Instructions to follow: Reproduce all entries precisely as they are written.

Data extracted from a collection:
(begin)

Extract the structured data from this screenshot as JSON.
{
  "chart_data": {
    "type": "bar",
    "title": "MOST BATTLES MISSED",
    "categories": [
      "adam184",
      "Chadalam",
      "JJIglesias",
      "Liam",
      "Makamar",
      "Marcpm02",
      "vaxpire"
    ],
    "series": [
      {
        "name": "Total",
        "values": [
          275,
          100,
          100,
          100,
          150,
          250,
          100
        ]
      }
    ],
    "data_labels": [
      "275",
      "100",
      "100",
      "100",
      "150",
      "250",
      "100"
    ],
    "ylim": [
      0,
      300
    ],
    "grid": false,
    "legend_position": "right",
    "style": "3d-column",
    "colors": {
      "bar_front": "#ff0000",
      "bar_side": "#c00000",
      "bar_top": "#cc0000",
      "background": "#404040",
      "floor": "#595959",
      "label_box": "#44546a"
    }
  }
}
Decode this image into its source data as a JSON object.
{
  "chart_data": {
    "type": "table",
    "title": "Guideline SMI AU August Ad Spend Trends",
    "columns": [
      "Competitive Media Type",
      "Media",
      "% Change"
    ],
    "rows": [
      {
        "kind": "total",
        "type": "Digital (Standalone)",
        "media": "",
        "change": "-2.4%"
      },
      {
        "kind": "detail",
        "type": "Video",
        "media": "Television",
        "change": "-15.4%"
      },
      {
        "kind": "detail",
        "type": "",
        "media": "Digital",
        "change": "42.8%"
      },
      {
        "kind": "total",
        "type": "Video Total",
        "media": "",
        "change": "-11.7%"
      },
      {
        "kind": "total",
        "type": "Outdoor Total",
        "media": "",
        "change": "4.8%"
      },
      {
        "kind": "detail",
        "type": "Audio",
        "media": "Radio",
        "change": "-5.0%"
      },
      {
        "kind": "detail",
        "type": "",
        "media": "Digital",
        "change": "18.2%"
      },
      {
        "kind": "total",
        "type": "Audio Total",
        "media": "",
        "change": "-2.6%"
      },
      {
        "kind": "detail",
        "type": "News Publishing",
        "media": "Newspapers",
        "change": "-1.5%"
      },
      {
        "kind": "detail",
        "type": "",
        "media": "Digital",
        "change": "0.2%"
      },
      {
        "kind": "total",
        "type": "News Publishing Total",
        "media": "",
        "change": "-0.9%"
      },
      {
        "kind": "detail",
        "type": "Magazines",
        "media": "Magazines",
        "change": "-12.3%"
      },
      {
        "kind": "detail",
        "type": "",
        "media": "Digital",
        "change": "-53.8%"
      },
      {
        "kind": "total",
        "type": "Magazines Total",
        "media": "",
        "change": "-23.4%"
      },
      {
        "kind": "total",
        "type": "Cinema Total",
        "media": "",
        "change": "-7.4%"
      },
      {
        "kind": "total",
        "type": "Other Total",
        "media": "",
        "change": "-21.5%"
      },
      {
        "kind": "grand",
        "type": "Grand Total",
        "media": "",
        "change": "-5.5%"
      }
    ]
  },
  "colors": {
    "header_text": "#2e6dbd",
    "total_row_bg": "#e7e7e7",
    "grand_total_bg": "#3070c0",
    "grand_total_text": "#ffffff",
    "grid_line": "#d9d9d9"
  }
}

(end)

Answer in full:
Extract the structured data from this screenshot as JSON.
{
  "chart_data": {
    "type": "bar",
    "title": "MOST BATTLES MISSED",
    "categories": [
      "adam184",
      "Chadalam",
      "JJIglesias",
      "Liam",
      "Makamar",
      "Marcpm02",
      "vaxpire"
    ],
    "series": [
      {
        "name": "Total",
        "values": [
          275,
          100,
          100,
          100,
          150,
          250,
          100
        ]
      }
    ],
    "data_labels": [
      "275",
      "100",
      "100",
      "100",
      "150",
      "250",
      "100"
    ],
    "ylim": [
      0,
      300
    ],
    "grid": false,
    "legend_position": "right",
    "style": "3d-column",
    "colors": {
      "bar_front": "#ff0000",
      "bar_side": "#c00000",
      "bar_top": "#cc0000",
      "background": "#404040",
      "floor": "#595959",
      "label_box": "#44546a"
    }
  }
}
Decode this image into its source data as a JSON object.
{
  "chart_data": {
    "type": "table",
    "title": "Guideline SMI AU August Ad Spend Trends",
    "columns": [
      "Competitive Media Type",
      "Media",
      "% Change"
    ],
    "rows": [
      {
        "kind": "total",
        "type": "Digital (Standalone)",
        "media": "",
        "change": "-2.4%"
      },
      {
        "kind": "detail",
        "type": "Video",
        "media": "Television",
        "change": "-15.4%"
      },
      {
        "kind": "detail",
        "type": "",
        "media": "Digital",
        "change": "42.8%"
      },
      {
        "kind": "total",
        "type": "Video Total",
        "media": "",
        "change": "-11.7%"
      },
      {
        "kind": "total",
        "type": "Outdoor Total",
        "media": "",
        "change": "4.8%"
      },
      {
        "kind": "detail",
        "type": "Audio",
        "media": "Radio",
        "change": "-5.0%"
      },
      {
        "kind": "detail",
        "type": "",
        "media": "Digital",
        "change": "18.2%"
      },
      {
        "kind": "total",
        "type": "Audio Total",
        "media": "",
        "change": "-2.6%"
      },
      {
        "kind": "detail",
        "type": "News Publishing",
        "media": "Newspapers",
        "change": "-1.5%"
      },
      {
        "kind": "detail",
        "type": "",
        "media": "Digital",
        "change": "0.2%"
      },
      {
        "kind": "total",
        "type": "News Publishing Total",
        "media": "",
        "change": "-0.9%"
      },
      {
        "kind": "detail",
        "type": "Magazines",
        "media": "Magazines",
        "change": "-12.3%"
      },
      {
        "kind": "detail",
        "type": "",
        "media": "Digital",
        "change": "-53.8%"
      },
      {
        "kind": "total",
        "type": "Magazines Total",
        "media": "",
        "change": "-23.4%"
      },
      {
        "kind": "total",
        "type": "Cinema Total",
        "media": "",
        "change": "-7.4%"
      },
      {
        "kind": "total",
        "type": "Other Total",
        "media": "",
        "change": "-21.5%"
      },
      {
        "kind": "grand",
        "type": "Grand Total",
        "media": "",
        "change": "-5.5%"
      }
    ]
  },
  "colors": {
    "header_text": "#2e6dbd",
    "total_row_bg": "#e7e7e7",
    "grand_total_bg": "#3070c0",
    "grand_total_text": "#ffffff",
    "grid_line": "#d9d9d9"
  }
}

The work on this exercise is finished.